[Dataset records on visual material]
•••••
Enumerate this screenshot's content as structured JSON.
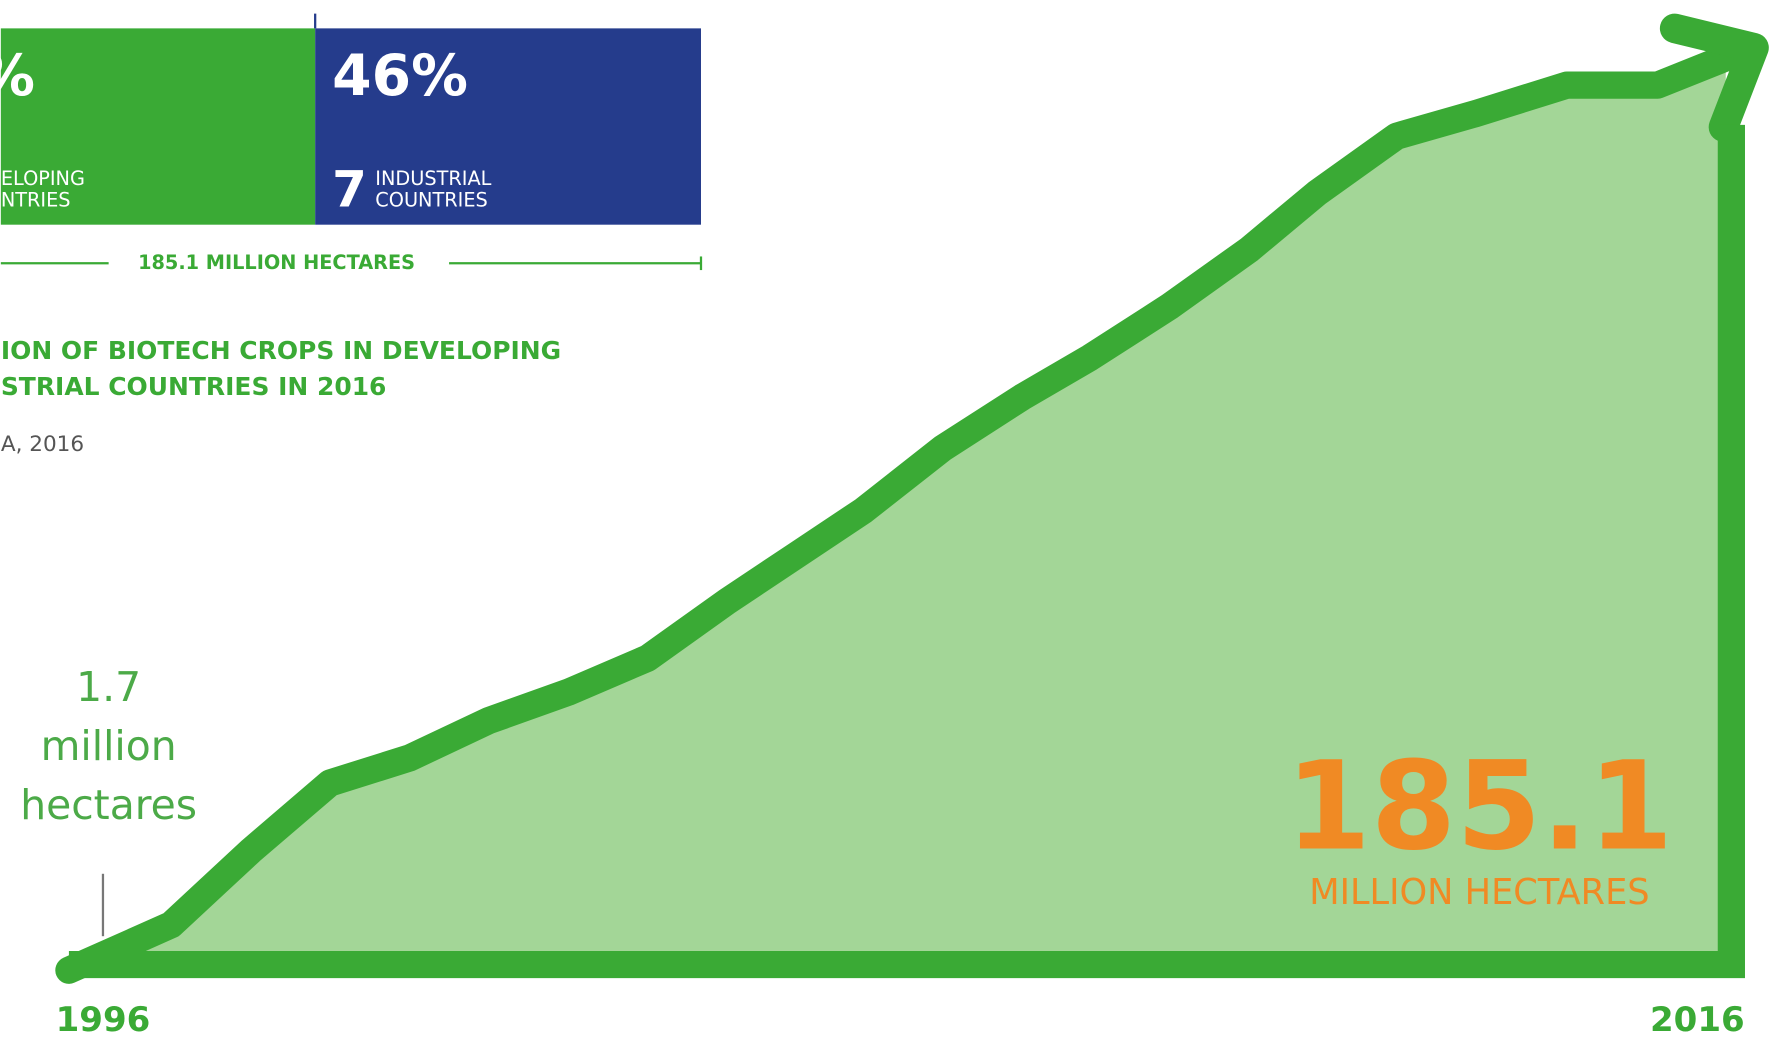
{
  "share_bar": {
    "developing": {
      "percent": "%",
      "line1": "ELOPING",
      "line2": "NTRIES"
    },
    "industrial": {
      "percent": "46%",
      "count": "7",
      "line1": "INDUSTRIAL",
      "line2": "COUNTRIES"
    },
    "total": "185.1 MILLION HECTARES"
  },
  "caption": {
    "title_line1": "ION OF BIOTECH CROPS IN DEVELOPING",
    "title_line2": "STRIAL COUNTRIES IN 2016",
    "source": "A, 2016"
  },
  "growth": {
    "start_value": "1.7",
    "start_unit_line1": "million",
    "start_unit_line2": "hectares",
    "end_value": "185.1",
    "end_unit": "MILLION HECTARES",
    "start_year": "1996",
    "end_year": "2016"
  }
}
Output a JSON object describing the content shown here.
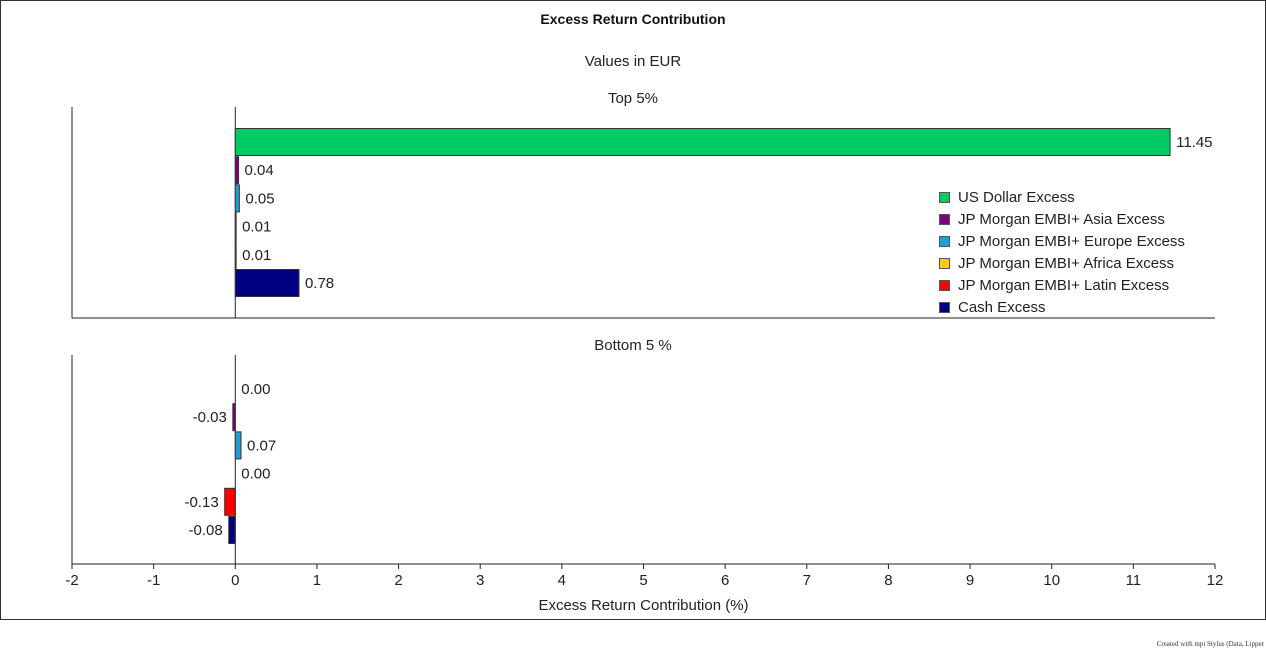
{
  "title": "Excess Return Contribution",
  "subtitle": "Values in EUR",
  "footer": "Created with mpi Stylus (Data, Lipper",
  "chart_data": {
    "type": "bar",
    "orientation": "horizontal",
    "xlabel": "Excess Return Contribution (%)",
    "xlim": [
      -2,
      12
    ],
    "xticks": [
      -2,
      -1,
      0,
      1,
      2,
      3,
      4,
      5,
      6,
      7,
      8,
      9,
      10,
      11,
      12
    ],
    "legend_position": "right",
    "series": [
      {
        "name": "US Dollar Excess",
        "color": "#00cc66"
      },
      {
        "name": "JP Morgan EMBI+ Asia Excess",
        "color": "#800080"
      },
      {
        "name": "JP Morgan EMBI+ Europe Excess",
        "color": "#1a9fd8"
      },
      {
        "name": "JP Morgan EMBI+ Africa Excess",
        "color": "#ffcc00"
      },
      {
        "name": "JP Morgan EMBI+ Latin Excess",
        "color": "#ff0000"
      },
      {
        "name": "Cash Excess",
        "color": "#000080"
      }
    ],
    "panels": [
      {
        "title": "Top 5%",
        "values": [
          11.45,
          0.04,
          0.05,
          0.01,
          0.01,
          0.78
        ],
        "labels": [
          "11.45",
          "0.04",
          "0.05",
          "0.01",
          "0.01",
          "0.78"
        ]
      },
      {
        "title": "Bottom 5 %",
        "values": [
          0.0,
          -0.03,
          0.07,
          0.0,
          -0.13,
          -0.08
        ],
        "labels": [
          "0.00",
          "-0.03",
          "0.07",
          "0.00",
          "-0.13",
          "-0.08"
        ]
      }
    ]
  }
}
•••••
The word "Contribution" may appear on some lines. Report how many lines hold it, giving the number alone.

• [REPLY TO THE EXERCISE]
2